(WRITTEN INSTRUCTION A):
Condense the paragraph of the forum thread that begins "And yes it is a very good suggestion" into a single shorter sentence that keeps its main facts.
(WRITTEN INSTRUCTION B):
Reproduce word for word the part of the forum thread that opens with the words containing "## antonherbst (22/8/17)" and closes with "## Stosta (22/8/17)".

(SELECTED EXTRACT):
No harm in being careful.

Dave

Reactions: Like 8 | Agree 6


----------



## antonherbst (22/8/17)

Fortunately i do this with all vape goodies purchased. From shops and forumites. 
And yes it is a very good suggestion to the newbies on the forum to take note of this and us "old" folkes we need to remember this as well. See you all at vapecon this coming saturday.

Reactions: Like 2


----------



## Stosta (22/8/17)

Good advice @DaveH !

Personally I like to think that my tanks are assembled by these beautiful chinese girls, and they test my tank especially for me, so not cleaning it is kinda like a bonding experience between me and the mother of my new child tank!

And yet despite my flawless hygiene practices I'm currently really sick for the second time in three weeks!

Reactions: Funny 11


----------



## TheV (22/8/17)

Stosta said:


> Good advice @DaveH !

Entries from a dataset
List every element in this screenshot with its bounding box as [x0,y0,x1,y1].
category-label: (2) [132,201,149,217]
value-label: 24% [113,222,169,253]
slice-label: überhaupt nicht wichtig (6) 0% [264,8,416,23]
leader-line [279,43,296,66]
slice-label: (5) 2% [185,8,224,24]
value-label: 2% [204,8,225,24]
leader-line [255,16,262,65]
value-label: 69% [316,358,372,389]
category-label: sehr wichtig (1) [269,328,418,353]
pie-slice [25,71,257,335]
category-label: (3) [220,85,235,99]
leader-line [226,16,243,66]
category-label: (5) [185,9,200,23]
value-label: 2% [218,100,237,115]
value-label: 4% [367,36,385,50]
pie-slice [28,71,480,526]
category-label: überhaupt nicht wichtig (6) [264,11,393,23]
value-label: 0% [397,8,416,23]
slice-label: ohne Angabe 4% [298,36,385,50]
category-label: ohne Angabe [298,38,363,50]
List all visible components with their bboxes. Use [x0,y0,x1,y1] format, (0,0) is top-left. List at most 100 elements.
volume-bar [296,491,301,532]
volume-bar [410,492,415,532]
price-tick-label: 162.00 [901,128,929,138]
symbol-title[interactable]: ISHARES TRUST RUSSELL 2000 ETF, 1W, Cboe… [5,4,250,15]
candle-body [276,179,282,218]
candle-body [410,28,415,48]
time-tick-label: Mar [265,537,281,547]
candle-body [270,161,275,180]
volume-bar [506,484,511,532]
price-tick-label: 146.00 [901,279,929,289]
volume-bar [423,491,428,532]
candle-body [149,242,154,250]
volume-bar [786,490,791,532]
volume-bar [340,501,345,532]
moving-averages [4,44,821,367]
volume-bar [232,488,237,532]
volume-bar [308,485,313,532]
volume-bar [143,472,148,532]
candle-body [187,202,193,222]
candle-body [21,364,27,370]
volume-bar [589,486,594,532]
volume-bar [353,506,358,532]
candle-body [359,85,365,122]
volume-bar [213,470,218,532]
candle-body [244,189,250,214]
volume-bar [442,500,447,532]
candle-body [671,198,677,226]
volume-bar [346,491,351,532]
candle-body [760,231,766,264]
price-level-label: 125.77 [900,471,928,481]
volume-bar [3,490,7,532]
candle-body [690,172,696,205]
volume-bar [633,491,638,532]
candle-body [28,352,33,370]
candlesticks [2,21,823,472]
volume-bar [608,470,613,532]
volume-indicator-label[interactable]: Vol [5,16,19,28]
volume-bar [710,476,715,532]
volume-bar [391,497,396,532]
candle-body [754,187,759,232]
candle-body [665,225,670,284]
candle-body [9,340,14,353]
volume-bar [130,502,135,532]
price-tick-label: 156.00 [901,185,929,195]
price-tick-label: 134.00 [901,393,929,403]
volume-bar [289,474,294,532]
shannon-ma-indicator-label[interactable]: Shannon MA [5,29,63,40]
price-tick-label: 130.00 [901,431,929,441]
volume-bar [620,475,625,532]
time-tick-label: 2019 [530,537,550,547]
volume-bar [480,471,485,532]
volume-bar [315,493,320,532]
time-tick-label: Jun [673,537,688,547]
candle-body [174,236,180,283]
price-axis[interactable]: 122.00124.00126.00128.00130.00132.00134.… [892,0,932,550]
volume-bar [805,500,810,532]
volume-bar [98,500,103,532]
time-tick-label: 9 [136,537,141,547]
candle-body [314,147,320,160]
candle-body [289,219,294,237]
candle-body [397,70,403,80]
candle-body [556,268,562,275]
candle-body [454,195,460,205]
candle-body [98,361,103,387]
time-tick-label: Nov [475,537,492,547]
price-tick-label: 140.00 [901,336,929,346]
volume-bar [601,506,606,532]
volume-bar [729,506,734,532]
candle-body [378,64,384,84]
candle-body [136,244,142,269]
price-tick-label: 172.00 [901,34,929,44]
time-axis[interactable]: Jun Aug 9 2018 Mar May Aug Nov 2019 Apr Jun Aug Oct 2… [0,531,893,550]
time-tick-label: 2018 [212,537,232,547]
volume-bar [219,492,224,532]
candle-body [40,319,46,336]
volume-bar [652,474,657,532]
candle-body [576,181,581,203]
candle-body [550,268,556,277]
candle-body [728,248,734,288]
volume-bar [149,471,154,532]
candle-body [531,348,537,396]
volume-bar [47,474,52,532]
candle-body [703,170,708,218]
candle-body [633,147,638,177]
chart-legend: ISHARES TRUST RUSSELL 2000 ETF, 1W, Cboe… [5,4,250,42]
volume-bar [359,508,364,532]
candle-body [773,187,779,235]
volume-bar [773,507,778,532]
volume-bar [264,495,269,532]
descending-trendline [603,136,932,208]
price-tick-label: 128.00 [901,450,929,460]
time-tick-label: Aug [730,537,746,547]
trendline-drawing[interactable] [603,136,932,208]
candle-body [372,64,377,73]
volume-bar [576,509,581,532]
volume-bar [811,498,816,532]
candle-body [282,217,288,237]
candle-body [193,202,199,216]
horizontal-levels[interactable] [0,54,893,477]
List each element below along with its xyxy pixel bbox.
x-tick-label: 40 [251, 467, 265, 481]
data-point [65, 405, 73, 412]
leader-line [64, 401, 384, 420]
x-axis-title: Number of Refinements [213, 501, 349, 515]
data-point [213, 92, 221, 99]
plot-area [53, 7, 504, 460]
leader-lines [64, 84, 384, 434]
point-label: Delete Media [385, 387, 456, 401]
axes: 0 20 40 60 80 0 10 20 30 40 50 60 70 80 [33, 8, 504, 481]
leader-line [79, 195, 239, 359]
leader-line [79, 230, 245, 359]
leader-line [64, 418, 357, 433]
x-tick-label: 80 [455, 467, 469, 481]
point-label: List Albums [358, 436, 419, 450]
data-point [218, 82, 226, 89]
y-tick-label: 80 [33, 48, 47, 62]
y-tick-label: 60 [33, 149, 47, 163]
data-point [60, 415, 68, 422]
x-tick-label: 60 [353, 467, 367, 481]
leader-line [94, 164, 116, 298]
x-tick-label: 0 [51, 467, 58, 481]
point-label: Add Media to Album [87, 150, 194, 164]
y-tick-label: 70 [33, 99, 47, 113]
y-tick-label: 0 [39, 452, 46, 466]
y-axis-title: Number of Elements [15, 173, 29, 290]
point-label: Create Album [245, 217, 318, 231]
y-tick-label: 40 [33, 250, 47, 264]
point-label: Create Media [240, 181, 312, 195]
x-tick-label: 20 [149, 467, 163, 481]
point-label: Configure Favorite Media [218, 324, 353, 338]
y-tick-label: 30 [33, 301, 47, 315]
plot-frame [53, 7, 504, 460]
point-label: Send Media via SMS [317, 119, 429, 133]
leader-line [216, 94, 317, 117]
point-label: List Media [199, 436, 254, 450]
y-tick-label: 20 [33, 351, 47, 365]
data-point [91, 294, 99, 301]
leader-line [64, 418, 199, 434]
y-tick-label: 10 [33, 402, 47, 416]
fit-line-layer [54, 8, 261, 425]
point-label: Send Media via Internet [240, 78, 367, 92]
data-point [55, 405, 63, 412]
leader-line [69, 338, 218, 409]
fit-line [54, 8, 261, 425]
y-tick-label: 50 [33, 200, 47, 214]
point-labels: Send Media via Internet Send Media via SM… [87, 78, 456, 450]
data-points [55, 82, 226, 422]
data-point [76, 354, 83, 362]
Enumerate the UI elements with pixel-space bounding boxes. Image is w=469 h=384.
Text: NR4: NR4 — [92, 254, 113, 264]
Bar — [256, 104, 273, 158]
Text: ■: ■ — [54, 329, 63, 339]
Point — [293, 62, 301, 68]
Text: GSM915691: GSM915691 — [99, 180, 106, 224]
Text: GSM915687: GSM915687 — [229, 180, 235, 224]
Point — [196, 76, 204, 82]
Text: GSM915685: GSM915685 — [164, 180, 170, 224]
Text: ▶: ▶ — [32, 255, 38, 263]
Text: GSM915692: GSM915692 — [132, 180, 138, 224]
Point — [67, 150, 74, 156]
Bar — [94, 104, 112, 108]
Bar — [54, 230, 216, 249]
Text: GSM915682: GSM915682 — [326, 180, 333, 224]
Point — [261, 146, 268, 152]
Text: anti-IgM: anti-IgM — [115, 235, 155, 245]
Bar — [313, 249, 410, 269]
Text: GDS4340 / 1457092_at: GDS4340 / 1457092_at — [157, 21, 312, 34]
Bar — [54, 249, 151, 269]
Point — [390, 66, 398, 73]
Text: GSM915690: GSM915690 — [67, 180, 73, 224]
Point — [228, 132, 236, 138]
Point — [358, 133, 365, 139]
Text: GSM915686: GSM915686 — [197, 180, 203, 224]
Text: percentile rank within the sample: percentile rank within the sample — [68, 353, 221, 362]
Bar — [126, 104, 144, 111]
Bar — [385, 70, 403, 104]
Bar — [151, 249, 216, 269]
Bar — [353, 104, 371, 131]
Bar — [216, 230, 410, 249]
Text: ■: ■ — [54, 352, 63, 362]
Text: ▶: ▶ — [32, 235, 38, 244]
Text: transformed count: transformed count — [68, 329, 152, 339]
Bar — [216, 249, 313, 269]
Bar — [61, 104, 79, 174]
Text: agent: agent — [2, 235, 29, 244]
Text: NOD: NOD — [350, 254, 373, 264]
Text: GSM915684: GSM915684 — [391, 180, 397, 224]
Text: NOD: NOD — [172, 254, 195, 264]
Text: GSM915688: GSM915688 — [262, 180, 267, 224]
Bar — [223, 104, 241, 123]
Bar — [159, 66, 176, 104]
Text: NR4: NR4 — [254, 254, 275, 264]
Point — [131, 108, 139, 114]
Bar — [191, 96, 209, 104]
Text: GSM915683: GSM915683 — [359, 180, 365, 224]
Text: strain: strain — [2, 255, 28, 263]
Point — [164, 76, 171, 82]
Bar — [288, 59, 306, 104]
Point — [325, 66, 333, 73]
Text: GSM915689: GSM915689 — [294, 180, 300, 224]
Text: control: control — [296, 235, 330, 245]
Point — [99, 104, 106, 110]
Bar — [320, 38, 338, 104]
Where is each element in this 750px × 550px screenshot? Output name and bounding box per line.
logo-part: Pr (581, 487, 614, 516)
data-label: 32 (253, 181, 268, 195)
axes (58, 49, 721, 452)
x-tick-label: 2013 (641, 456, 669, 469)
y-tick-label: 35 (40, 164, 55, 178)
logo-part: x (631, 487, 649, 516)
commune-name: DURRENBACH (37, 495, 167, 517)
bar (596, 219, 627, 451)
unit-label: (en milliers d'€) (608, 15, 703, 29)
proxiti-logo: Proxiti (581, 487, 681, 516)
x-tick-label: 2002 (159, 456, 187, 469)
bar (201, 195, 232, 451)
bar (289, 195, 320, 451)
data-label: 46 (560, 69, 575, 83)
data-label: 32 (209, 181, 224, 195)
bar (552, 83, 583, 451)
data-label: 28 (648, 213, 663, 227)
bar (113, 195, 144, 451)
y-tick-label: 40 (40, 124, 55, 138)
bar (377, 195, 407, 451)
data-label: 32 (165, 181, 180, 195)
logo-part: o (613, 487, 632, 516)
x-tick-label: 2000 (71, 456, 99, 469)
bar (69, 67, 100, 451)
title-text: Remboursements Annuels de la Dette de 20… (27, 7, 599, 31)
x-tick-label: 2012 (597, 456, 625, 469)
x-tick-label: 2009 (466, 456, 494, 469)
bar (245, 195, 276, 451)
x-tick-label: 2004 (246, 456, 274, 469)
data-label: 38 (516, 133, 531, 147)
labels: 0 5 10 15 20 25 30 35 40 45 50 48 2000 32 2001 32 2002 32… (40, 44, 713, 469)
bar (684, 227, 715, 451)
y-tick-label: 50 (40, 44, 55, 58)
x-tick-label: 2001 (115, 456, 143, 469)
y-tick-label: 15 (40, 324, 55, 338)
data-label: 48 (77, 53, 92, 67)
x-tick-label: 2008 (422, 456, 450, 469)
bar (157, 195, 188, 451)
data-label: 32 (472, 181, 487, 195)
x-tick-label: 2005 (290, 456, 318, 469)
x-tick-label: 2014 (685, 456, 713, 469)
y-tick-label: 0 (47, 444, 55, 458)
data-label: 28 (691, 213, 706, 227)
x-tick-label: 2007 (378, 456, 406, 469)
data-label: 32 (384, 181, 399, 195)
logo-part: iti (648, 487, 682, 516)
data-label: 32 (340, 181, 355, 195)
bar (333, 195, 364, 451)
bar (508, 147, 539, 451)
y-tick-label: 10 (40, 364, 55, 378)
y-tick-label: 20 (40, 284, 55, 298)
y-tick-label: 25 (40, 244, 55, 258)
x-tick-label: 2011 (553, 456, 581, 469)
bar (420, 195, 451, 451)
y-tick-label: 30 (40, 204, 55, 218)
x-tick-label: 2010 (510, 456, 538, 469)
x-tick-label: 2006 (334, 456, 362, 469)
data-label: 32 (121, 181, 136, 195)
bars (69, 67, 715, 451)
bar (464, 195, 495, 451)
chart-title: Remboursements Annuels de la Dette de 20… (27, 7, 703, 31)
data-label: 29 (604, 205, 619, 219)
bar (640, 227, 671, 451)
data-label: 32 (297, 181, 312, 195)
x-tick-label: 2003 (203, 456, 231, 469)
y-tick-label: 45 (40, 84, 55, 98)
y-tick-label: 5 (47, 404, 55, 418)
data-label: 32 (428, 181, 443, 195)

(TASK ANSWER A):
New forum members should take note of the suggestion, and longtime members should remember it as well; the poster will see everyone at vapecon this coming Saturday.

(TASK ANSWER B):
## antonherbst (22/8/17)

Fortunately i do this with all vape goodies purchased. From shops and forumites. 
And yes it is a very good suggestion to the newbies on the forum to take note of this and us "old" folkes we need to remember this as well. See you all at vapecon this coming saturday.

Reactions: Like 2


----------



## Stosta (22/8/17)